:: TASK DIRECTIONS ::
Repeat exactly, and only, the lines from the one holding "Read out every word on this page." through the last line of the records below.
-=-=-
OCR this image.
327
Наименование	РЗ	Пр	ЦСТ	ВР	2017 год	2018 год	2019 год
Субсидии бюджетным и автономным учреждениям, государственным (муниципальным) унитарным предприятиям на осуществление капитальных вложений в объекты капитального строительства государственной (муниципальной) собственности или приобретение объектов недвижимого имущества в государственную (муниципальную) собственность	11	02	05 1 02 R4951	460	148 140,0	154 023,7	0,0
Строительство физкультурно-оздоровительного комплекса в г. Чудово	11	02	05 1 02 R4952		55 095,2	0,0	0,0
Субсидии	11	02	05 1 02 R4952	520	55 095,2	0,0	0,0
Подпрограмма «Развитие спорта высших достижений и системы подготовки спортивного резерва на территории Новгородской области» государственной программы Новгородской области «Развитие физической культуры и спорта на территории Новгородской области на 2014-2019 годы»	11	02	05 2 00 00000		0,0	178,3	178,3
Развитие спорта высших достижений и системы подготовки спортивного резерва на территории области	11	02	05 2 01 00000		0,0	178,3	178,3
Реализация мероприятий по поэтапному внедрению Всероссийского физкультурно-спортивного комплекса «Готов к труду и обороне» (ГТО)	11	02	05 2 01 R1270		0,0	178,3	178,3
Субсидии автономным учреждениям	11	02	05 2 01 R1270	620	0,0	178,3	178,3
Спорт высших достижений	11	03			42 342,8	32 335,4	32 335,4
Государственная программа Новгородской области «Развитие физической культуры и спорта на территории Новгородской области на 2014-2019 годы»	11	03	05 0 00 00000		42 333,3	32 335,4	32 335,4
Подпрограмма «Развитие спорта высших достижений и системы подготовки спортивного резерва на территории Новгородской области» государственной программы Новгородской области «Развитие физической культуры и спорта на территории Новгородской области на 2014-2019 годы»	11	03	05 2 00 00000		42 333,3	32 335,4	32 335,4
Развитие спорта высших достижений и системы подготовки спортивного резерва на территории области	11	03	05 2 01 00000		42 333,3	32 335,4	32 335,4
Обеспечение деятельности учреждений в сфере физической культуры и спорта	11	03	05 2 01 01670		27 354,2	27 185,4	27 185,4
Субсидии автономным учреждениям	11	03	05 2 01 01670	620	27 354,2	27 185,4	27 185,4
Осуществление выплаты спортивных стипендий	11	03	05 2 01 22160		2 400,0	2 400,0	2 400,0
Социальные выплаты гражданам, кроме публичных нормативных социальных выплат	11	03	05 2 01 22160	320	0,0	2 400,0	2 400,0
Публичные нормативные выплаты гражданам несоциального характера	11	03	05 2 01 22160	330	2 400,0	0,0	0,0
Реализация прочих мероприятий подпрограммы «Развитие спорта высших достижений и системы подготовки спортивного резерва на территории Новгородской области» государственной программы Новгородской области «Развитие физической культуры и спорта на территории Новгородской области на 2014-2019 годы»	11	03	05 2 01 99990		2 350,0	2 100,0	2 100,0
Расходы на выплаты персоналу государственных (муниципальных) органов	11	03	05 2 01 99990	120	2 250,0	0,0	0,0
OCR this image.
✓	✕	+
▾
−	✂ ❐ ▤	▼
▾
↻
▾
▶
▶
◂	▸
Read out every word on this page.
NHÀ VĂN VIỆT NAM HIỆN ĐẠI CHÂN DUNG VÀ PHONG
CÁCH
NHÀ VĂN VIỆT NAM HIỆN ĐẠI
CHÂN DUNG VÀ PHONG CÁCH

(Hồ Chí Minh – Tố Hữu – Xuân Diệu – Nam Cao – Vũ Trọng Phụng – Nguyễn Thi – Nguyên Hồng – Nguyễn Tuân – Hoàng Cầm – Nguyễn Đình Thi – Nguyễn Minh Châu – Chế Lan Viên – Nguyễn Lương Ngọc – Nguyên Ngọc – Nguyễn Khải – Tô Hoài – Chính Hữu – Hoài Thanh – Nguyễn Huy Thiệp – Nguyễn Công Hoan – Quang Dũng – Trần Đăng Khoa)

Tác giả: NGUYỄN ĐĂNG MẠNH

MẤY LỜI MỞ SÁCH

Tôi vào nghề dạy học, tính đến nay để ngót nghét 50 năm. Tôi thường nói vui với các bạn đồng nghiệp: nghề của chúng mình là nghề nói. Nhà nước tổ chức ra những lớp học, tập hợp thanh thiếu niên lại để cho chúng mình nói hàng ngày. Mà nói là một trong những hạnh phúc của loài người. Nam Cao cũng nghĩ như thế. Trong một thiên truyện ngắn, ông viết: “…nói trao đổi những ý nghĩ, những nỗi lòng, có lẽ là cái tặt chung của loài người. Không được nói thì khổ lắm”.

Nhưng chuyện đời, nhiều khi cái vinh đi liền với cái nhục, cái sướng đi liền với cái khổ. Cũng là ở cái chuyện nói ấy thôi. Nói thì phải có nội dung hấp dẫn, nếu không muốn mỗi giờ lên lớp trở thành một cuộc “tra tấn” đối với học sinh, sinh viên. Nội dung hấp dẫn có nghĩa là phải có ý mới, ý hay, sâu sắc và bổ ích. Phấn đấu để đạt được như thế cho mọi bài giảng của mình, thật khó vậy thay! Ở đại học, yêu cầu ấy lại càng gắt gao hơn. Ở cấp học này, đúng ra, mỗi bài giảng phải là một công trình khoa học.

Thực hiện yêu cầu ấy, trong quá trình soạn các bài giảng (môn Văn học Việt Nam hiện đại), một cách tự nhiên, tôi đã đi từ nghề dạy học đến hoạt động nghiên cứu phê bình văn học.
-=-=-
:: FULL OUTPUT ::
Read out every word on this page.
NHÀ VĂN VIỆT NAM HIỆN ĐẠI CHÂN DUNG VÀ PHONG
CÁCH
NHÀ VĂN VIỆT NAM HIỆN ĐẠI
CHÂN DUNG VÀ PHONG CÁCH

(Hồ Chí Minh – Tố Hữu – Xuân Diệu – Nam Cao – Vũ Trọng Phụng – Nguyễn Thi – Nguyên Hồng – Nguyễn Tuân – Hoàng Cầm – Nguyễn Đình Thi – Nguyễn Minh Châu – Chế Lan Viên – Nguyễn Lương Ngọc – Nguyên Ngọc – Nguyễn Khải – Tô Hoài – Chính Hữu – Hoài Thanh – Nguyễn Huy Thiệp – Nguyễn Công Hoan – Quang Dũng – Trần Đăng Khoa)

Tác giả: NGUYỄN ĐĂNG MẠNH

MẤY LỜI MỞ SÁCH

Tôi vào nghề dạy học, tính đến nay để ngót nghét 50 năm. Tôi thường nói vui với các bạn đồng nghiệp: nghề của chúng mình là nghề nói. Nhà nước tổ chức ra những lớp học, tập hợp thanh thiếu niên lại để cho chúng mình nói hàng ngày. Mà nói là một trong những hạnh phúc của loài người. Nam Cao cũng nghĩ như thế. Trong một thiên truyện ngắn, ông viết: “…nói trao đổi những ý nghĩ, những nỗi lòng, có lẽ là cái tặt chung của loài người. Không được nói thì khổ lắm”.

Nhưng chuyện đời, nhiều khi cái vinh đi liền với cái nhục, cái sướng đi liền với cái khổ. Cũng là ở cái chuyện nói ấy thôi. Nói thì phải có nội dung hấp dẫn, nếu không muốn mỗi giờ lên lớp trở thành một cuộc “tra tấn” đối với học sinh, sinh viên. Nội dung hấp dẫn có nghĩa là phải có ý mới, ý hay, sâu sắc và bổ ích. Phấn đấu để đạt được như thế cho mọi bài giảng của mình, thật khó vậy thay! Ở đại học, yêu cầu ấy lại càng gắt gao hơn. Ở cấp học này, đúng ra, mỗi bài giảng phải là một công trình khoa học.

Thực hiện yêu cầu ấy, trong quá trình soạn các bài giảng (môn Văn học Việt Nam hiện đại), một cách tự nhiên, tôi đã đi từ nghề dạy học đến hoạt động nghiên cứu phê bình văn học.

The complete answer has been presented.